Print every line of the dataset rows word for word, leaving out the pictures.

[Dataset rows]
--------

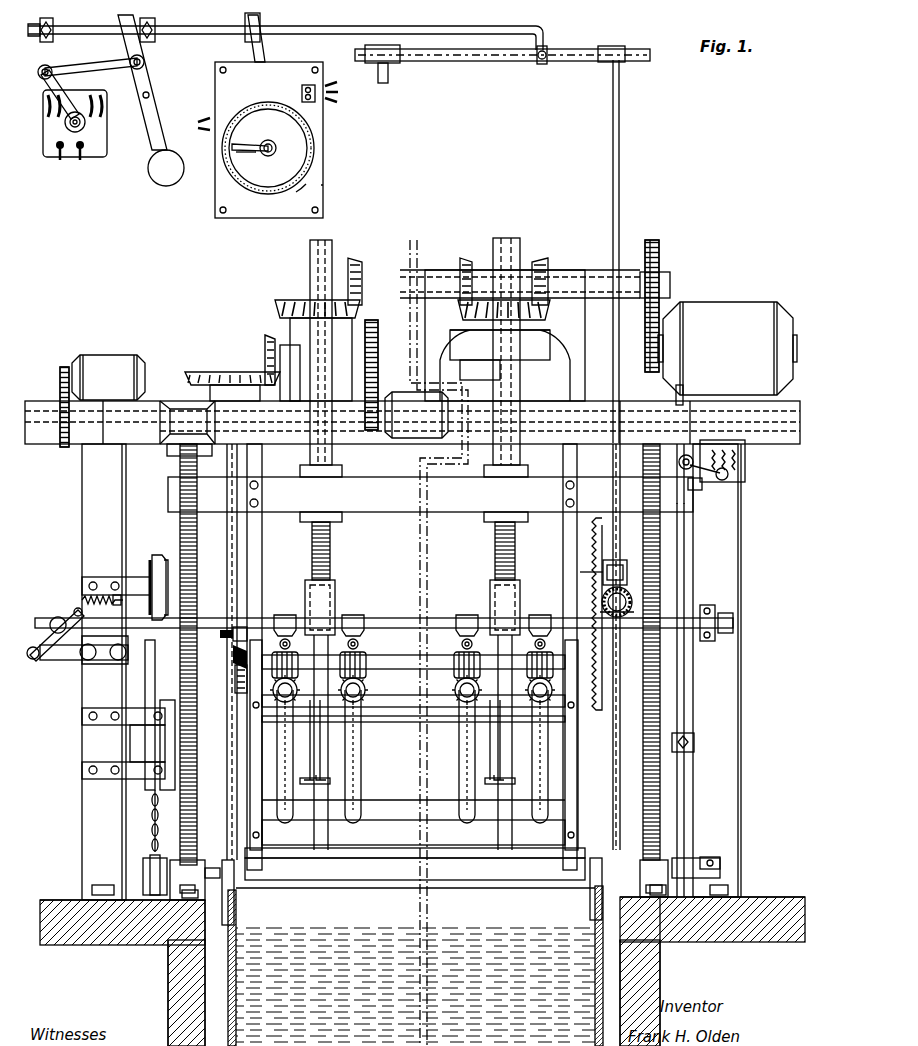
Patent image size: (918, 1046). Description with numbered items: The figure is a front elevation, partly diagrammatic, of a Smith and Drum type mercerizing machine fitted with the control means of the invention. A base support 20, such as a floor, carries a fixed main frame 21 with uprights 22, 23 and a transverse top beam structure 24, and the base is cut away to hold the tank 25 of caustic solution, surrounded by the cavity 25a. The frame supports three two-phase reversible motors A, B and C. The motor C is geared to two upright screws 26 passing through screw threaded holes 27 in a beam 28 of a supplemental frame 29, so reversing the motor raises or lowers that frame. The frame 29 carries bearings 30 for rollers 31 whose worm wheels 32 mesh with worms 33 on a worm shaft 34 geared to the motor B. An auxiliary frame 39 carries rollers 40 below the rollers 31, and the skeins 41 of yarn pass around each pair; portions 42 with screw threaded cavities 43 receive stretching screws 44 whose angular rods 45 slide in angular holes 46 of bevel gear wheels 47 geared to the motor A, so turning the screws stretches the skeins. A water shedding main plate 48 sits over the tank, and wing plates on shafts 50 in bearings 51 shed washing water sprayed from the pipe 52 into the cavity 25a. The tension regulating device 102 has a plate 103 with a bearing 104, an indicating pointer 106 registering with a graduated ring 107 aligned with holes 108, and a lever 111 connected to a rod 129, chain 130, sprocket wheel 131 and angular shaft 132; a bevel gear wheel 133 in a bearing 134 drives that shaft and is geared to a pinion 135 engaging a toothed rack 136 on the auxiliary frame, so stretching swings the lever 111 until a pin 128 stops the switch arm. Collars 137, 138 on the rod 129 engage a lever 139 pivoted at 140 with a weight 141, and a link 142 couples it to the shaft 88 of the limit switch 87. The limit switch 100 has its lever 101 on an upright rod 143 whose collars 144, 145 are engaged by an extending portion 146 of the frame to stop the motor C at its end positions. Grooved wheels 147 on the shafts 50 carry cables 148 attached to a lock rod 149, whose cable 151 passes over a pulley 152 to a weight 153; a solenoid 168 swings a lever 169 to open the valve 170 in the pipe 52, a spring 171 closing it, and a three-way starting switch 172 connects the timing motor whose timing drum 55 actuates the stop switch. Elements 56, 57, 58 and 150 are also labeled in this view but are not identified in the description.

The base support 20 is at (50, 900).
The main frame 21 is at (740, 762).
The upright 22 is at (88, 804).
The upright 23 is at (736, 694).
The transverse top beam structure 24 is at (766, 448).
The tank 25 is at (245, 918).
The cavity 25a is at (668, 976).
The upright screws 26 is at (178, 472).
The screw threaded holes 27 is at (176, 498).
The beam 28 is at (420, 456).
The supplemental frame 29 is at (412, 521).
The bearings 30 is at (626, 686).
The rollers 31 is at (298, 698).
The worm wheels 32 is at (365, 672).
The worms 33 is at (624, 638).
The worm shaft 34 is at (370, 656).
The auxiliary frame 39 is at (440, 804).
The rollers 40 is at (294, 813).
The skeins of yarn 41 is at (312, 756).
The portions 42 is at (335, 588).
The screw threaded cavities 43 is at (338, 606).
The tensioning or stretching screws 44 is at (332, 570).
The angular rods 45 is at (310, 256).
The angular holes 46 is at (286, 300).
The bevel gear wheels 47 is at (273, 306).
The water shedding main plate 48 is at (487, 847).
The shafts 50 is at (208, 860).
The bearings 51 is at (242, 900).
The pipe 52 is at (402, 620).
The timing drum 55 is at (232, 680).
The pawl 56 is at (230, 655).
The guide rod 57 is at (224, 546).
The block 58 is at (220, 637).
The limit switch 87 is at (98, 139).
The shaft 88 is at (86, 122).
The limit switch 100 is at (730, 471).
The lever 101 is at (732, 484).
The tension regulating device 102 is at (318, 115).
The plate 103 is at (325, 187).
The bearing 104 is at (276, 149).
The indicating pointer 106 is at (254, 154).
The ring 107 is at (258, 117).
The holes 108 is at (258, 190).
The lever 111 is at (260, 51).
The pin 128 is at (296, 192).
The rod 129 is at (428, 28).
The chain 130 is at (528, 62).
The sprocket wheel 131 is at (633, 62).
The angular shaft 132 is at (622, 141).
The bevel gear wheel 133 is at (602, 598).
The bearing 134 is at (579, 576).
The pinion 135 is at (620, 616).
The toothed rack 136 is at (600, 696).
The collar 137 is at (156, 23).
The collar 138 is at (48, 23).
The lever 139 is at (163, 118).
The pivot 140 is at (155, 96).
The weight 141 is at (170, 186).
The link 142 is at (90, 64).
The upright rod 143 is at (686, 570).
The collar 144 is at (691, 498).
The collar 145 is at (694, 744).
The extending portion 146 is at (690, 510).
The grooved wheels 147 is at (142, 864).
The cables 148 is at (148, 838).
The lock rod 149 is at (154, 670).
The block 150 is at (132, 742).
The cable 151 is at (156, 558).
The pulley 152 is at (150, 556).
The weight 153 is at (132, 709).
The solenoid 168 is at (90, 660).
The lever 169 is at (80, 592).
The valve 170 is at (60, 608).
The spring 171 is at (110, 576).
The three-way starting switch 172 is at (302, 92).
The motor A is at (727, 353).
The motor B is at (416, 415).
The motor C is at (108, 377).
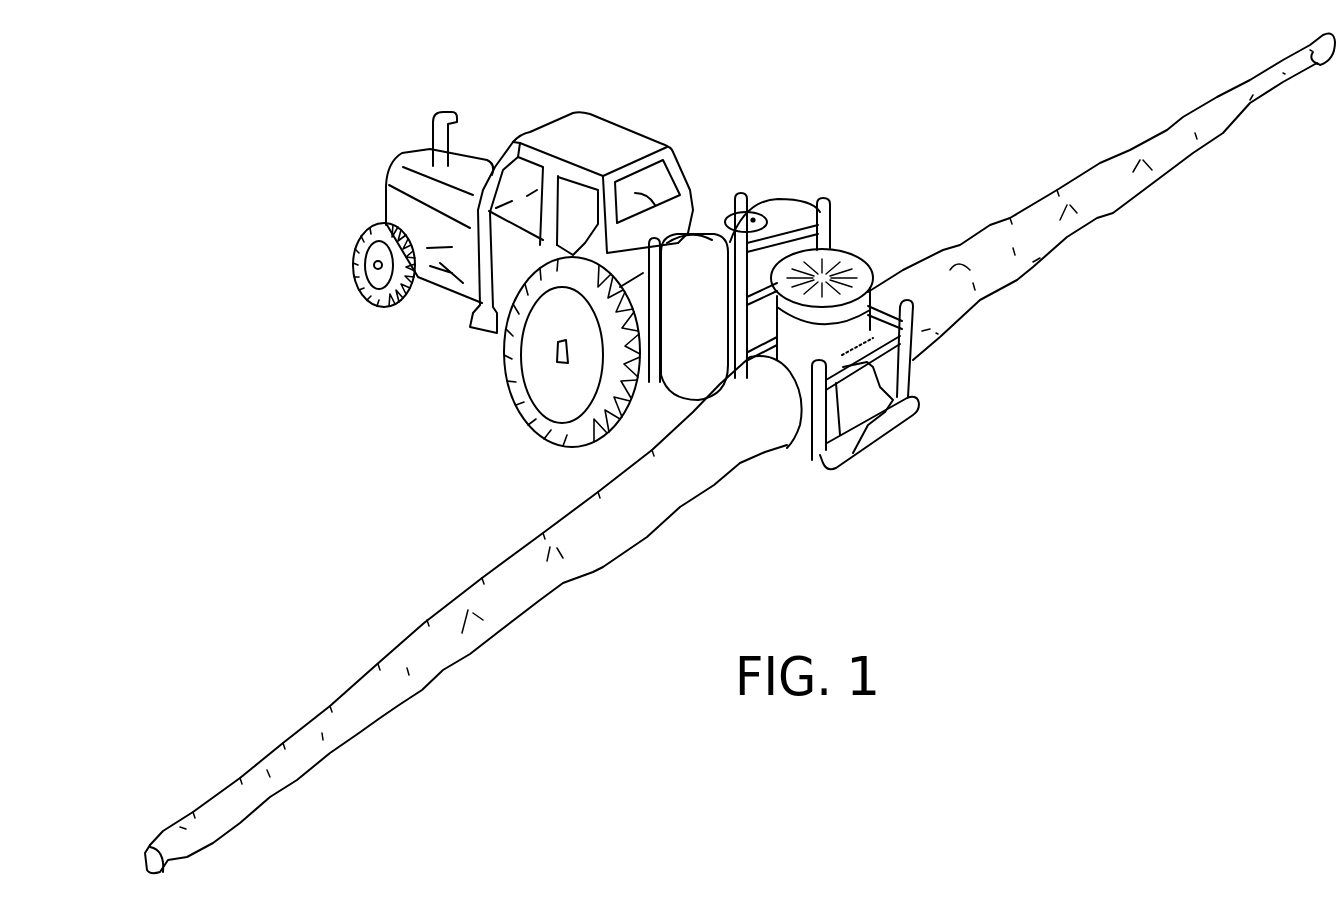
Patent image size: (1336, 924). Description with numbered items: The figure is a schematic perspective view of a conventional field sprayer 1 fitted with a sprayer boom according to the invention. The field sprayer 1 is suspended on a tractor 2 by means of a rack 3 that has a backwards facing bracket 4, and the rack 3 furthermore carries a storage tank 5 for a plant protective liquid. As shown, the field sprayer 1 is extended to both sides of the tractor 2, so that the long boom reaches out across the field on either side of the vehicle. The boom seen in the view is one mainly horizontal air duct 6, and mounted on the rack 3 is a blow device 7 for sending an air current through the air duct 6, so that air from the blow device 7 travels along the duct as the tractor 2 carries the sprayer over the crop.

The field sprayer 1 is at (740, 454).
The tractor 2 is at (607, 114).
The rack 3 is at (837, 223).
The backwards facing bracket 4 is at (907, 410).
The storage tank 5 is at (783, 210).
The air duct 6 is at (630, 512).
The blow device 7 is at (893, 283).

--------

WRITTEN ANSWER:
Patent image size: (918, 1046). Description with numbered items: The figure is a front elevation, partly diagrammatic, of a Smith and Drum type mercerizing machine fitted with the control means of the invention. A base support 20, such as a floor, carries a fixed main frame 21 with uprights 22, 23 and a transverse top beam structure 24, and the base is cut away to hold the tank 25 of caustic solution, surrounded by the cavity 25a. The frame supports three two-phase reversible motors A, B and C. The motor C is geared to two upright screws 26 passing through screw threaded holes 27 in a beam 28 of a supplemental frame 29, so reversing the motor raises or lowers that frame. The frame 29 carries bearings 30 for rollers 31 whose worm wheels 32 mesh with worms 33 on a worm shaft 34 geared to the motor B. An auxiliary frame 39 carries rollers 40 below the rollers 31, and the skeins 41 of yarn pass around each pair; portions 42 with screw threaded cavities 43 receive stretching screws 44 whose angular rods 45 slide in angular holes 46 of bevel gear wheels 47 geared to the motor A, so turning the screws stretches the skeins. A water shedding main plate 48 sits over the tank, and wing plates on shafts 50 in bearings 51 shed washing water sprayed from the pipe 52 into the cavity 25a. The tension regulating device 102 has a plate 103 with a bearing 104, an indicating pointer 106 registering with a graduated ring 107 aligned with holes 108, and a lever 111 connected to a rod 129, chain 130, sprocket wheel 131 and angular shaft 132; a bevel gear wheel 133 in a bearing 134 drives that shaft and is geared to a pinion 135 engaging a toothed rack 136 on the auxiliary frame, so stretching swings the lever 111 until a pin 128 stops the switch arm. Collars 137, 138 on the rod 129 engage a lever 139 pivoted at 140 with a weight 141, and a link 142 couples it to the shaft 88 of the limit switch 87. The limit switch 100 has its lever 101 on an upright rod 143 whose collars 144, 145 are engaged by an extending portion 146 of the frame to stop the motor C at its end positions. Grooved wheels 147 on the shafts 50 carry cables 148 attached to a lock rod 149, whose cable 151 passes over a pulley 152 to a weight 153; a solenoid 168 swings a lever 169 to open the valve 170 in the pipe 52, a spring 171 closing it, and a three-way starting switch 172 connects the timing motor whose timing drum 55 actuates the stop switch. Elements 56, 57, 58 and 150 are also labeled in this view but are not identified in the description.

The base support 20 is at (50, 900).
The main frame 21 is at (740, 762).
The upright 22 is at (88, 804).
The upright 23 is at (736, 694).
The transverse top beam structure 24 is at (766, 448).
The tank 25 is at (245, 918).
The cavity 25a is at (668, 976).
The upright screws 26 is at (178, 472).
The screw threaded holes 27 is at (176, 498).
The beam 28 is at (420, 456).
The supplemental frame 29 is at (412, 521).
The bearings 30 is at (626, 686).
The rollers 31 is at (298, 698).
The worm wheels 32 is at (365, 672).
The worms 33 is at (624, 638).
The worm shaft 34 is at (370, 656).
The auxiliary frame 39 is at (440, 804).
The rollers 40 is at (294, 813).
The skeins of yarn 41 is at (312, 756).
The portions 42 is at (335, 588).
The screw threaded cavities 43 is at (338, 606).
The tensioning or stretching screws 44 is at (332, 570).
The angular rods 45 is at (310, 256).
The angular holes 46 is at (286, 300).
The bevel gear wheels 47 is at (273, 306).
The water shedding main plate 48 is at (487, 847).
The shafts 50 is at (208, 860).
The bearings 51 is at (242, 900).
The pipe 52 is at (402, 620).
The timing drum 55 is at (232, 680).
The pawl 56 is at (230, 655).
The guide rod 57 is at (224, 546).
The block 58 is at (220, 637).
The limit switch 87 is at (98, 139).
The shaft 88 is at (86, 122).
The limit switch 100 is at (730, 471).
The lever 101 is at (732, 484).
The tension regulating device 102 is at (318, 115).
The plate 103 is at (325, 187).
The bearing 104 is at (276, 149).
The indicating pointer 106 is at (254, 154).
The ring 107 is at (258, 117).
The holes 108 is at (258, 190).
The lever 111 is at (260, 51).
The pin 128 is at (296, 192).
The rod 129 is at (428, 28).
The chain 130 is at (528, 62).
The sprocket wheel 131 is at (633, 62).
The angular shaft 132 is at (622, 141).
The bevel gear wheel 133 is at (602, 598).
The bearing 134 is at (579, 576).
The pinion 135 is at (620, 616).
The toothed rack 136 is at (600, 696).
The collar 137 is at (156, 23).
The collar 138 is at (48, 23).
The lever 139 is at (163, 118).
The pivot 140 is at (155, 96).
The weight 141 is at (170, 186).
The link 142 is at (90, 64).
The upright rod 143 is at (686, 570).
The collar 144 is at (691, 498).
The collar 145 is at (694, 744).
The extending portion 146 is at (690, 510).
The grooved wheels 147 is at (142, 864).
The cables 148 is at (148, 838).
The lock rod 149 is at (154, 670).
The block 150 is at (132, 742).
The cable 151 is at (156, 558).
The pulley 152 is at (150, 556).
The weight 153 is at (132, 709).
The solenoid 168 is at (90, 660).
The lever 169 is at (80, 592).
The valve 170 is at (60, 608).
The spring 171 is at (110, 576).
The three-way starting switch 172 is at (302, 92).
The motor A is at (727, 353).
The motor B is at (416, 415).
The motor C is at (108, 377).
Patent image size: (1336, 924). Description with numbered items: The figure is a schematic perspective view of a conventional field sprayer 1 fitted with a sprayer boom according to the invention. The field sprayer 1 is suspended on a tractor 2 by means of a rack 3 that has a backwards facing bracket 4, and the rack 3 furthermore carries a storage tank 5 for a plant protective liquid. As shown, the field sprayer 1 is extended to both sides of the tractor 2, so that the long boom reaches out across the field on either side of the vehicle. The boom seen in the view is one mainly horizontal air duct 6, and mounted on the rack 3 is a blow device 7 for sending an air current through the air duct 6, so that air from the blow device 7 travels along the duct as the tractor 2 carries the sprayer over the crop.

The field sprayer 1 is at (740, 454).
The tractor 2 is at (607, 114).
The rack 3 is at (837, 223).
The backwards facing bracket 4 is at (907, 410).
The storage tank 5 is at (783, 210).
The air duct 6 is at (630, 512).
The blow device 7 is at (893, 283).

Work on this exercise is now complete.